Exercise goal:
Your task is to transcribe the records exactly, skipping every image.

Entries provided:
___

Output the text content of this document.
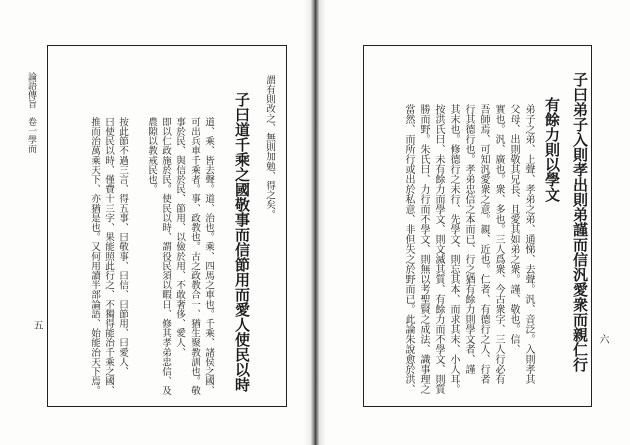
論語傳旨　卷一學而
五
謂有則改之、無則加勉、得之矣。
子曰道千乘之國敬事而信節用而愛人使民以時
道、乘、皆去聲。道、治也。乘、四馬之車也。千乘、諸侯之國、
可出兵車千乘者。事、政教也。古之政教合一、猶生聚教訓也。敬
事於民、與信於民、節用、以儉於用、不敢奢侈、愛人、
即以仁政施於民。使民以時、謂役民須以暇日、修其孝弟忠信、及
農隙以教戒民也。
按此節不過三言、得五事、曰敬事、曰信、曰節用、曰愛人、
曰使民以時、僅費十三字、果能照此行之、不獨得能治千乘之國、
推而治萬乘天下、亦猶是也。又何用讀半部論語、始能治天下焉。	子曰弟子入則孝出則弟謹而信汎愛衆而親仁行
有餘力則以學文
弟子之弟、上聲、孝弟之弟、通悌、去聲。汎、音泛。入則孝其
父母、出則敬其兄長、且愛其如弟之衆。謹、敬也。信、
實也。汎、廣也。衆、多也。三人爲衆、今古衆字、三人行必有
吾師焉、可知汎愛衆之意。親、近也。仁者、有德行之人、行者
行其德行也。孝弟忠信之本而已、行之猶有餘力則學文者、謹
其末也。修德行之未行、先學文、則忘其本、而求其末、小人耳。
按洪氏曰、未有餘力而學文、則文滅其質、有餘力而不學文、則質
勝而野。朱氏曰、力行而不學文、則無以考聖賢之成法、識事理之
當然、而所行或出於私意、非但失之於野而已。此論朱說愈於洪、	六
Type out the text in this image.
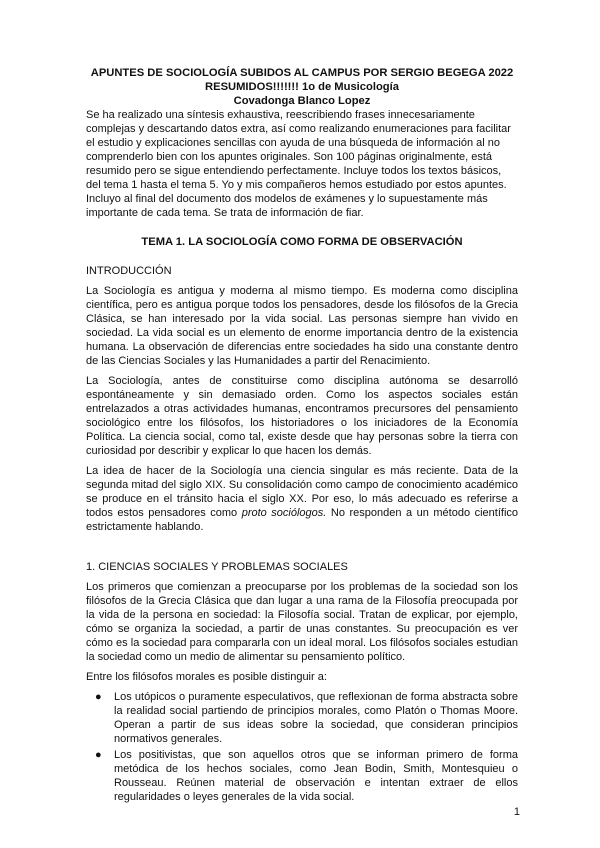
APUNTES DE SOCIOLOGÍA SUBIDOS AL CAMPUS POR SERGIO BEGEGA 2022
RESUMIDOS!!!!!!! 1o de Musicología
Covadonga Blanco Lopez

Se ha realizado una síntesis exhaustiva, reescribiendo frases innecesariamente complejas y descartando datos extra, así como realizando enumeraciones para facilitar el estudio y explicaciones sencillas con ayuda de una búsqueda de información al no comprenderlo bien con los apuntes originales. Son 100 páginas originalmente, está resumido pero se sigue entendiendo perfectamente. Incluye todos los textos básicos, del tema 1 hasta el tema 5. Yo y mis compañeros hemos estudiado por estos apuntes. Incluyo al final del documento dos modelos de exámenes y lo supuestamente más importante de cada tema. Se trata de información de fiar.

TEMA 1. LA SOCIOLOGÍA COMO FORMA DE OBSERVACIÓN

INTRODUCCIÓN

La Sociología es antigua y moderna al mismo tiempo. Es moderna como disciplina científica, pero es antigua porque todos los pensadores, desde los filósofos de la Grecia Clásica, se han interesado por la vida social. Las personas siempre han vivido en sociedad. La vida social es un elemento de enorme importancia dentro de la existencia humana. La observación de diferencias entre sociedades ha sido una constante dentro de las Ciencias Sociales y las Humanidades a partir del Renacimiento.

La Sociología, antes de constituirse como disciplina autónoma se desarrolló espontáneamente y sin demasiado orden. Como los aspectos sociales están entrelazados a otras actividades humanas, encontramos precursores del pensamiento sociológico entre los filósofos, los historiadores o los iniciadores de la Economía Política. La ciencia social, como tal, existe desde que hay personas sobre la tierra con curiosidad por describir y explicar lo que hacen los demás.

La idea de hacer de la Sociología una ciencia singular es más reciente. Data de la segunda mitad del siglo XIX. Su consolidación como campo de conocimiento académico se produce en el tránsito hacia el siglo XX. Por eso, lo más adecuado es referirse a todos estos pensadores como proto sociólogos. No responden a un método científico estrictamente hablando.

1. CIENCIAS SOCIALES Y PROBLEMAS SOCIALES

Los primeros que comienzan a preocuparse por los problemas de la sociedad son los filósofos de la Grecia Clásica que dan lugar a una rama de la Filosofía preocupada por la vida de la persona en sociedad: la Filosofía social. Tratan de explicar, por ejemplo, cómo se organiza la sociedad, a partir de unas constantes. Su preocupación es ver cómo es la sociedad para compararla con un ideal moral. Los filósofos sociales estudian la sociedad como un medio de alimentar su pensamiento político.

Entre los filósofos morales es posible distinguir a:

● Los utópicos o puramente especulativos, que reflexionan de forma abstracta sobre la realidad social partiendo de principios morales, como Platón o Thomas Moore. Operan a partir de sus ideas sobre la sociedad, que consideran principios normativos generales.
● Los positivistas, que son aquellos otros que se informan primero de forma metódica de los hechos sociales, como Jean Bodin, Smith, Montesquieu o Rousseau. Reúnen material de observación e intentan extraer de ellos regularidades o leyes generales de la vida social.
1
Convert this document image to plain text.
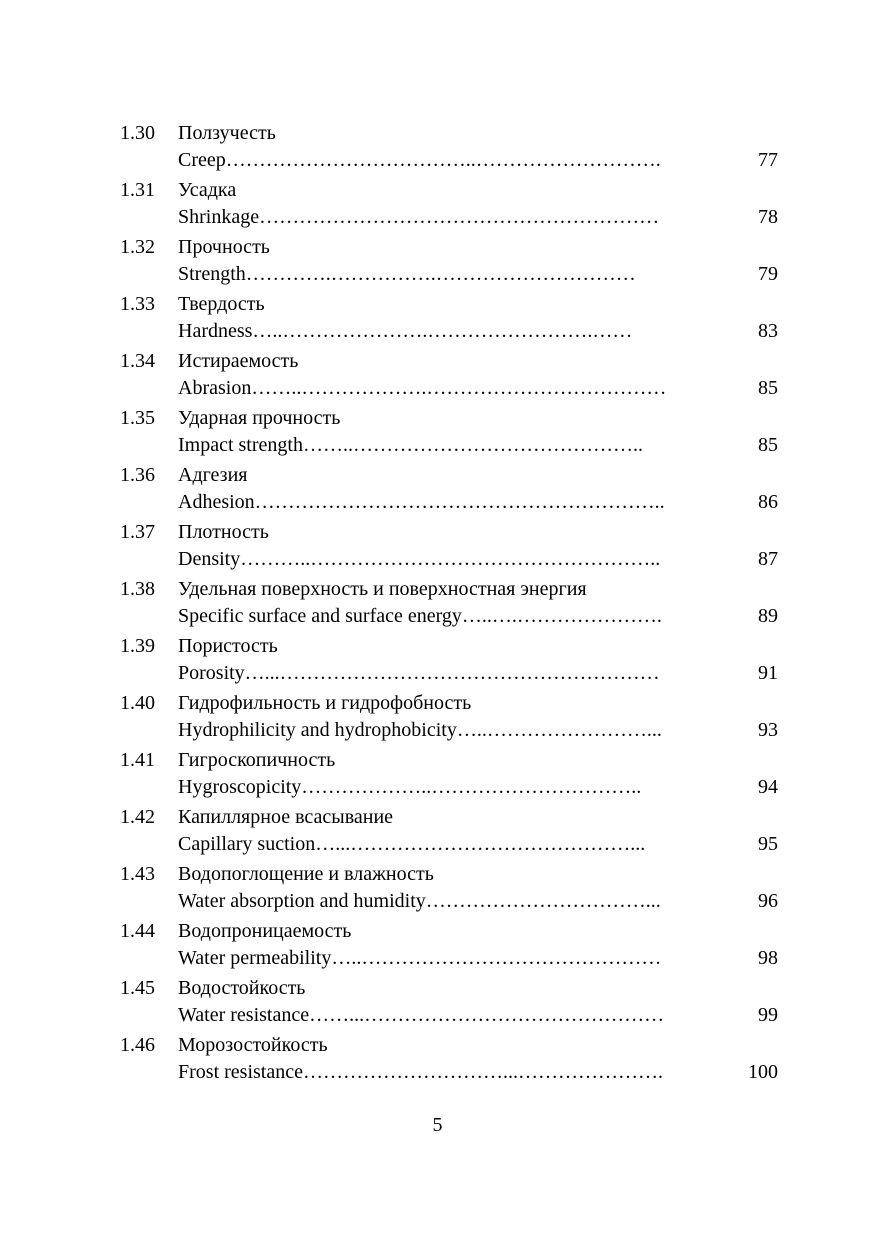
1.30 Ползучесть
Creep………………………………..……………………….	77
1.31 Усадка
Shrinkage……………………………………………………	78
1.32 Прочность
Strength………….…………….…………………………	79
1.33 Твердость
Hardness…..………………….…………………….……	83
1.34 Истираемость
Abrasion……..……………….………………………………	85
1.35 Ударная прочность
Impact strength……..……………………………………..	85
1.36 Адгезия
Adhesion……………………………………………………..	86
1.37 Плотность
Density………..……………………………………………..	87
1.38 Удельная поверхность и поверхностная энергия
Specific surface and surface energy…..….………………….	89
1.39 Пористость
Porosity…...…………………………………………………	91
1.40 Гидрофильность и гидрофобность
Hydrophilicity and hydrophobicity…..……………………...	93
1.41 Гигроскопичность
Hygroscopicity………………..…………………………..	94
1.42 Капиллярное всасывание
Capillary suction…...……………………………………...	95
1.43 Водопоглощение и влажность
Water absorption and humidity……………………………...	96
1.44 Водопроницаемость
Water permeability…..………………………………………	98
1.45 Водостойкость
Water resistance……...………………………………………	99
1.46 Морозостойкость
Frost resistance…………………………...………………….	100
5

___

Exercise answer:
Output the text content of this document.
論語傳旨　卷一學而
五
謂有則改之、無則加勉、得之矣。
子曰道千乘之國敬事而信節用而愛人使民以時
道、乘、皆去聲。道、治也。乘、四馬之車也。千乘、諸侯之國、
可出兵車千乘者。事、政教也。古之政教合一、猶生聚教訓也。敬
事於民、與信於民、節用、以儉於用、不敢奢侈、愛人、
即以仁政施於民。使民以時、謂役民須以暇日、修其孝弟忠信、及
農隙以教戒民也。
按此節不過三言、得五事、曰敬事、曰信、曰節用、曰愛人、
曰使民以時、僅費十三字、果能照此行之、不獨得能治千乘之國、
推而治萬乘天下、亦猶是也。又何用讀半部論語、始能治天下焉。	子曰弟子入則孝出則弟謹而信汎愛衆而親仁行
有餘力則以學文
弟子之弟、上聲、孝弟之弟、通悌、去聲。汎、音泛。入則孝其
父母、出則敬其兄長、且愛其如弟之衆。謹、敬也。信、
實也。汎、廣也。衆、多也。三人爲衆、今古衆字、三人行必有
吾師焉、可知汎愛衆之意。親、近也。仁者、有德行之人、行者
行其德行也。孝弟忠信之本而已、行之猶有餘力則學文者、謹
其末也。修德行之未行、先學文、則忘其本、而求其末、小人耳。
按洪氏曰、未有餘力而學文、則文滅其質、有餘力而不學文、則質
勝而野。朱氏曰、力行而不學文、則無以考聖賢之成法、識事理之
當然、而所行或出於私意、非但失之於野而已。此論朱說愈於洪、	六
Type out the text in this image.
APUNTES DE SOCIOLOGÍA SUBIDOS AL CAMPUS POR SERGIO BEGEGA 2022
RESUMIDOS!!!!!!! 1o de Musicología
Covadonga Blanco Lopez

Se ha realizado una síntesis exhaustiva, reescribiendo frases innecesariamente complejas y descartando datos extra, así como realizando enumeraciones para facilitar el estudio y explicaciones sencillas con ayuda de una búsqueda de información al no comprenderlo bien con los apuntes originales. Son 100 páginas originalmente, está resumido pero se sigue entendiendo perfectamente. Incluye todos los textos básicos, del tema 1 hasta el tema 5. Yo y mis compañeros hemos estudiado por estos apuntes. Incluyo al final del documento dos modelos de exámenes y lo supuestamente más importante de cada tema. Se trata de información de fiar.

TEMA 1. LA SOCIOLOGÍA COMO FORMA DE OBSERVACIÓN

INTRODUCCIÓN

La Sociología es antigua y moderna al mismo tiempo. Es moderna como disciplina científica, pero es antigua porque todos los pensadores, desde los filósofos de la Grecia Clásica, se han interesado por la vida social. Las personas siempre han vivido en sociedad. La vida social es un elemento de enorme importancia dentro de la existencia humana. La observación de diferencias entre sociedades ha sido una constante dentro de las Ciencias Sociales y las Humanidades a partir del Renacimiento.

La Sociología, antes de constituirse como disciplina autónoma se desarrolló espontáneamente y sin demasiado orden. Como los aspectos sociales están entrelazados a otras actividades humanas, encontramos precursores del pensamiento sociológico entre los filósofos, los historiadores o los iniciadores de la Economía Política. La ciencia social, como tal, existe desde que hay personas sobre la tierra con curiosidad por describir y explicar lo que hacen los demás.

La idea de hacer de la Sociología una ciencia singular es más reciente. Data de la segunda mitad del siglo XIX. Su consolidación como campo de conocimiento académico se produce en el tránsito hacia el siglo XX. Por eso, lo más adecuado es referirse a todos estos pensadores como proto sociólogos. No responden a un método científico estrictamente hablando.

1. CIENCIAS SOCIALES Y PROBLEMAS SOCIALES

Los primeros que comienzan a preocuparse por los problemas de la sociedad son los filósofos de la Grecia Clásica que dan lugar a una rama de la Filosofía preocupada por la vida de la persona en sociedad: la Filosofía social. Tratan de explicar, por ejemplo, cómo se organiza la sociedad, a partir de unas constantes. Su preocupación es ver cómo es la sociedad para compararla con un ideal moral. Los filósofos sociales estudian la sociedad como un medio de alimentar su pensamiento político.

Entre los filósofos morales es posible distinguir a:

● Los utópicos o puramente especulativos, que reflexionan de forma abstracta sobre la realidad social partiendo de principios morales, como Platón o Thomas Moore. Operan a partir de sus ideas sobre la sociedad, que consideran principios normativos generales.
● Los positivistas, que son aquellos otros que se informan primero de forma metódica de los hechos sociales, como Jean Bodin, Smith, Montesquieu o Rousseau. Reúnen material de observación e intentan extraer de ellos regularidades o leyes generales de la vida social.
1
Convert this document image to plain text.
1.30 Ползучесть
Creep………………………………..……………………….	77
1.31 Усадка
Shrinkage……………………………………………………	78
1.32 Прочность
Strength………….…………….…………………………	79
1.33 Твердость
Hardness…..………………….…………………….……	83
1.34 Истираемость
Abrasion……..……………….………………………………	85
1.35 Ударная прочность
Impact strength……..……………………………………..	85
1.36 Адгезия
Adhesion……………………………………………………..	86
1.37 Плотность
Density………..……………………………………………..	87
1.38 Удельная поверхность и поверхностная энергия
Specific surface and surface energy…..….………………….	89
1.39 Пористость
Porosity…...…………………………………………………	91
1.40 Гидрофильность и гидрофобность
Hydrophilicity and hydrophobicity…..……………………...	93
1.41 Гигроскопичность
Hygroscopicity………………..…………………………..	94
1.42 Капиллярное всасывание
Capillary suction…...……………………………………...	95
1.43 Водопоглощение и влажность
Water absorption and humidity……………………………...	96
1.44 Водопроницаемость
Water permeability…..………………………………………	98
1.45 Водостойкость
Water resistance……...………………………………………	99
1.46 Морозостойкость
Frost resistance…………………………...………………….	100
5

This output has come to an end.